EXERCISE TASK
Continue the forum thread about the 98 Altima that shakes at idle, starting from the point where it stops.

--- start DOCUMENT TEXT ---

# 98 Altima violently shakes when idling, squeals when turn real sarp so sup wit it???



## rbs2.4 (Sep 24, 2009)

other than a tie rod for the squeling it wont idle right and dies right after i get gas and wheni first crank up in the morning, is it a fuel system problem? plus have crack in head, how should i repair that? weld it or new one?


----------



## pulsar86 (Aug 13, 2009)

The cracked head is probably the main cause of the rough running, gases might be transfering between 2 cylinders. You won't be able to tell if it can be welded until you remove the head. Best of luck with it.


----------



## rbs2.4 (Sep 24, 2009)

whats more important, replacing the radiator so itll cool, or fixinG the crack?


----------



## Asleep (Jan 19, 2003)

--- end DOCUMENT TEXT ---
--- start STORED RECORDS ---

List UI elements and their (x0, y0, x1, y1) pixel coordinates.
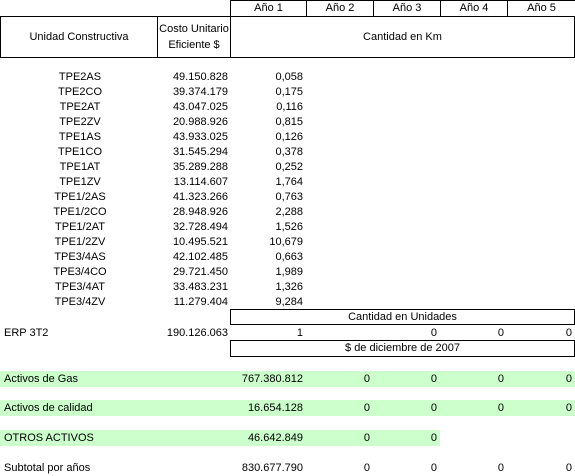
unit-header: Unidad Constructiva (0, 16, 158, 58)
unit-cost: 13.114.607 (173, 176, 228, 188)
total-value: 0 (430, 431, 437, 444)
unit-name: TPE1/2AS (54, 191, 106, 203)
unit-name: TPE1/2AT (55, 221, 105, 233)
unit-km: 1,326 (275, 281, 303, 293)
km-header: Cantidad en Km (230, 16, 575, 58)
erp-value: 0 (430, 327, 437, 339)
total-value: 0 (430, 372, 437, 385)
total-value: 0 (363, 372, 370, 385)
total-value: 16.654.128 (247, 401, 303, 414)
unit-cost: 33.483.231 (172, 281, 228, 293)
year-header: Año 1 (230, 0, 307, 17)
unit-cost: 35.289.288 (172, 161, 228, 173)
unit-name: TPE3/4AT (55, 281, 105, 293)
currency-label: $ de diciembre de 2007 (230, 340, 575, 357)
unit-name: TPE2ZV (59, 116, 101, 128)
unit-cost: 31.545.294 (172, 146, 228, 158)
unit-name: TPE2CO (57, 86, 102, 98)
total-value: 0 (430, 461, 437, 474)
year-header: Año 3 (373, 0, 441, 17)
unit-km: 0,058 (275, 71, 303, 83)
erp-cost: 190.126.063 (166, 327, 228, 339)
cost-header-line: Costo Unitario (159, 23, 229, 35)
unit-cost: 39.374.179 (172, 86, 228, 98)
unit-km: 9,284 (275, 296, 303, 308)
total-value: 767.380.812 (241, 372, 303, 385)
total-value: 0 (363, 431, 370, 444)
cost-header: Costo Unitario Eficiente $ (157, 16, 231, 58)
row-highlight (0, 430, 440, 446)
total-value: 0 (497, 372, 504, 385)
total-value: 830.677.790 (241, 461, 303, 474)
total-value: 46.642.849 (247, 431, 303, 444)
unit-km: 2,288 (275, 206, 303, 218)
unit-cost: 43.933.025 (172, 131, 228, 143)
total-value: 0 (565, 372, 572, 385)
row-highlight (0, 400, 575, 416)
unit-name: TPE1/2ZV (54, 236, 106, 248)
unit-cost: 29.721.450 (172, 266, 228, 278)
unit-km: 10,679 (269, 236, 303, 248)
erp-value: 0 (565, 327, 572, 339)
total-value: 0 (565, 401, 572, 414)
unit-km: 1,764 (275, 176, 303, 188)
total-value: 0 (363, 401, 370, 414)
unit-km: 1,989 (275, 266, 303, 278)
unit-km: 0,126 (275, 131, 303, 143)
unit-cost: 43.047.025 (172, 101, 228, 113)
unit-name: TPE2AS (58, 71, 102, 83)
total-label: OTROS ACTIVOS (4, 431, 94, 444)
unit-cost: 42.102.485 (172, 251, 228, 263)
unit-km: 0,763 (275, 191, 303, 203)
unit-name: TPE2AT (59, 101, 101, 113)
year-header: Año 2 (306, 0, 374, 17)
unit-name: TPE1CO (57, 146, 102, 158)
unit-km: 0,815 (275, 116, 303, 128)
unit-name: TPE3/4ZV (54, 296, 106, 308)
unit-cost: 49.150.828 (172, 71, 228, 83)
unit-km: 0,116 (276, 101, 303, 113)
unit-km: 1,526 (275, 221, 303, 233)
units-label: Cantidad en Unidades (230, 309, 575, 325)
unit-name: TPE1/2CO (53, 206, 107, 218)
year-header: Año 4 (440, 0, 508, 17)
year-header: Año 5 (507, 0, 575, 17)
total-value: 0 (497, 461, 504, 474)
row-highlight (0, 371, 575, 387)
total-label: Subtotal por años (4, 461, 91, 474)
unit-name: TPE1AS (58, 131, 102, 143)
total-value: 0 (497, 401, 504, 414)
erp-label: ERP 3T2 (4, 327, 49, 339)
unit-name: TPE1AT (59, 161, 101, 173)
unit-km: 0,378 (275, 146, 303, 158)
cost-header-line: Eficiente $ (168, 39, 220, 51)
unit-cost: 20.988.926 (172, 116, 228, 128)
unit-name: TPE3/4CO (53, 266, 107, 278)
unit-cost: 32.728.494 (172, 221, 228, 233)
erp-value: 0 (497, 327, 504, 339)
unit-km: 0,663 (275, 251, 303, 263)
unit-cost: 28.948.926 (172, 206, 228, 218)
total-value: 0 (430, 401, 437, 414)
unit-cost: 10.495.521 (172, 236, 228, 248)
total-value: 0 (363, 461, 370, 474)
unit-name: TPE1ZV (59, 176, 101, 188)
unit-name: TPE3/4AS (54, 251, 106, 263)
unit-cost: 11.279.404 (173, 296, 228, 308)
total-value: 0 (565, 461, 572, 474)
unit-km: 0,175 (275, 86, 303, 98)
unit-km: 0,252 (275, 161, 303, 173)
total-label: Activos de calidad (4, 401, 93, 414)
total-label: Activos de Gas (4, 372, 78, 385)
unit-cost: 41.323.266 (172, 191, 228, 203)
erp-value: 1 (296, 327, 303, 339)
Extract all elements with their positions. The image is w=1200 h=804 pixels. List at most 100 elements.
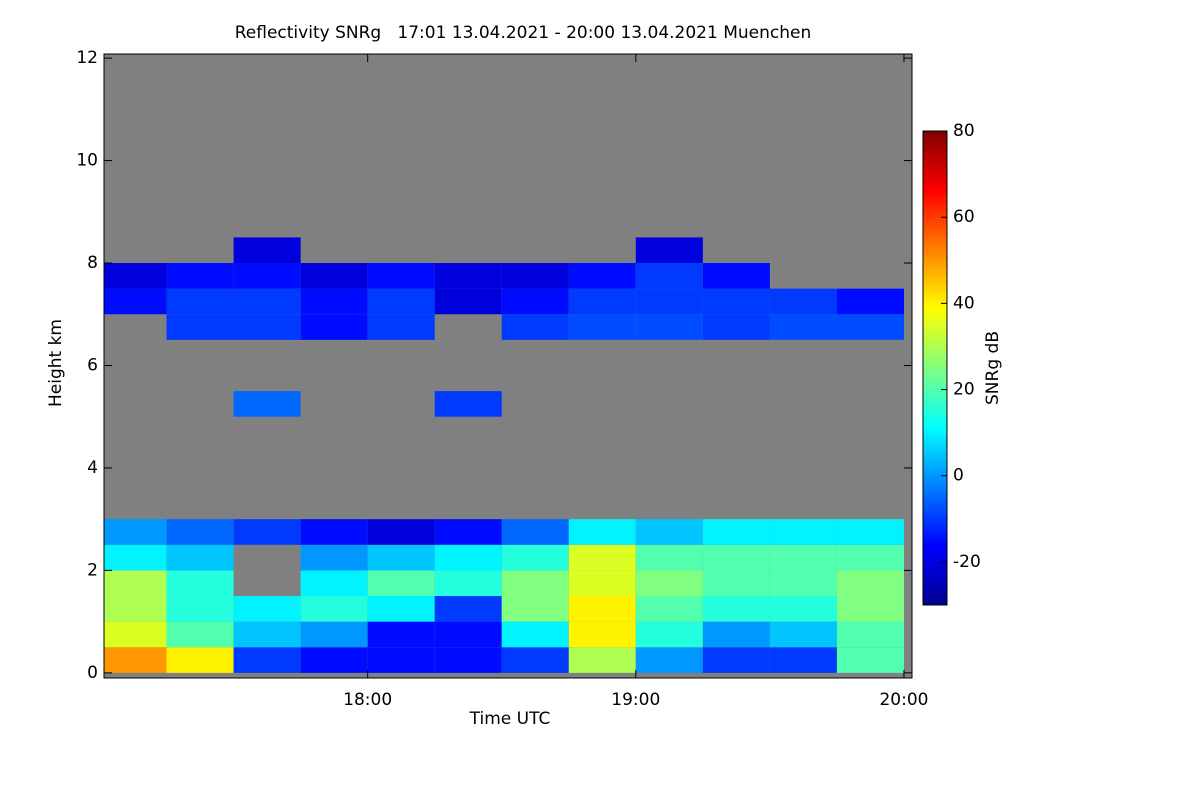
heatmap-cell [434,263,502,289]
heatmap-cell [233,263,301,289]
colorbar-tick-label: 0 [953,466,964,486]
heatmap-cell [568,596,636,622]
heatmap-cell [501,570,569,597]
heatmap-cell [166,288,234,315]
heatmap-cell [702,647,770,673]
y-tick-label: 8 [87,253,98,273]
heatmap-cell [702,263,770,289]
heatmap-cell [769,288,837,315]
heatmap-cell [104,570,167,597]
colorbar-tick-label: 40 [953,293,975,313]
heatmap-cell [769,544,837,571]
heatmap-cell [104,288,167,315]
heatmap-cell [434,288,502,315]
heatmap-cell [769,647,837,673]
heatmap-cell [367,288,435,315]
heatmap-cell [233,519,301,545]
heatmap-cell [568,647,636,673]
heatmap-cell [568,621,636,648]
y-tick-label: 2 [87,560,98,580]
heatmap-cell [300,314,368,340]
heatmap-cell [300,570,368,597]
heatmap-cell [702,288,770,315]
heatmap-cell [104,596,167,622]
heatmap-cell [836,519,904,545]
x-tick-label: 19:00 [611,690,660,710]
colorbar-tick-label: 80 [953,121,975,141]
heatmap-cell [635,544,703,571]
heatmap-cell [836,544,904,571]
heatmap-cell [233,647,301,673]
heatmap-cell [233,237,301,264]
y-tick-label: 4 [87,458,98,478]
heatmap-cell [300,647,368,673]
heatmap-cell [367,570,435,597]
heatmap-cell [635,237,703,264]
chart-title: Reflectivity SNRg 17:01 13.04.2021 - 20:… [235,23,811,43]
heatmap-cell [166,621,234,648]
heatmap-cell [769,570,837,597]
heatmap-cell [501,544,569,571]
heatmap-cell [367,621,435,648]
colorbar-tick-label: 20 [953,380,975,400]
heatmap-cell [367,647,435,673]
heatmap-cell [501,263,569,289]
heatmap-cell [501,621,569,648]
heatmap-cell [635,570,703,597]
heatmap-cell [166,519,234,545]
heatmap-cell [635,647,703,673]
heatmap-cell [166,647,234,673]
heatmap-cell [166,263,234,289]
colorbar-label: SNRg dB [983,331,1003,405]
heatmap-cell [836,288,904,315]
heatmap-cell [434,647,502,673]
heatmap-cell [836,314,904,340]
colorbar-tick-label: -20 [953,552,981,572]
heatmap-cell [434,544,502,571]
heatmap-cell [702,596,770,622]
heatmap-cell [702,544,770,571]
heatmap-cell [568,288,636,315]
heatmap-cell [367,263,435,289]
heatmap-cell [501,314,569,340]
heatmap-cell [434,570,502,597]
heatmap-cell [367,596,435,622]
colorbar-tick-label: 60 [953,207,975,227]
x-tick-label: 20:00 [879,690,928,710]
heatmap-cell [702,621,770,648]
heatmap-cell [434,391,502,417]
heatmap-cell [501,288,569,315]
heatmap-cell [501,596,569,622]
y-axis-label: Height km [46,319,66,407]
heatmap-cell [434,621,502,648]
heatmap-cell [702,314,770,340]
heatmap-cell [568,314,636,340]
heatmap-cell [367,314,435,340]
x-axis-label: Time UTC [469,709,551,729]
x-tick-label: 18:00 [343,690,392,710]
heatmap-cell [501,647,569,673]
heatmap-cell [233,621,301,648]
heatmap-cell [568,519,636,545]
heatmap-cell [233,596,301,622]
heatmap-cell [434,596,502,622]
heatmap-cell [434,519,502,545]
heatmap-cell [635,288,703,315]
heatmap-cell [300,263,368,289]
heatmap-cell [300,519,368,545]
heatmap-cell [300,544,368,571]
heatmap-cell [104,544,167,571]
heatmap-cell [836,647,904,673]
y-tick-label: 10 [76,151,98,171]
heatmap-cell [702,570,770,597]
heatmap-cell [300,621,368,648]
heatmap-cell [367,544,435,571]
heatmap-cell [104,647,167,673]
heatmap-cell [836,570,904,597]
heatmap-cell [104,519,167,545]
heatmap-cell [836,596,904,622]
heatmap-cell [635,263,703,289]
heatmap-cell [635,596,703,622]
colorbar [922,130,948,606]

--- end STORED RECORDS ---

ANSWER TO THIS TASK
if the head is cracked, youre not going to fix it by replacing the radiator. 
how is the tie-rod the source for your squealing?


----------



## rbs2.4 (Sep 24, 2009)

Asleep said:


> if the head is cracked, youre not going to fix it by replacing the radiator.
> how is the tie-rod the source for your squealing?


I know that bruh my radiator fans are screwed and radiators in bad shape also. and idk bout the tie rods, guy at shop said that. i replaced the cv axels and thought that was it but its not so idk.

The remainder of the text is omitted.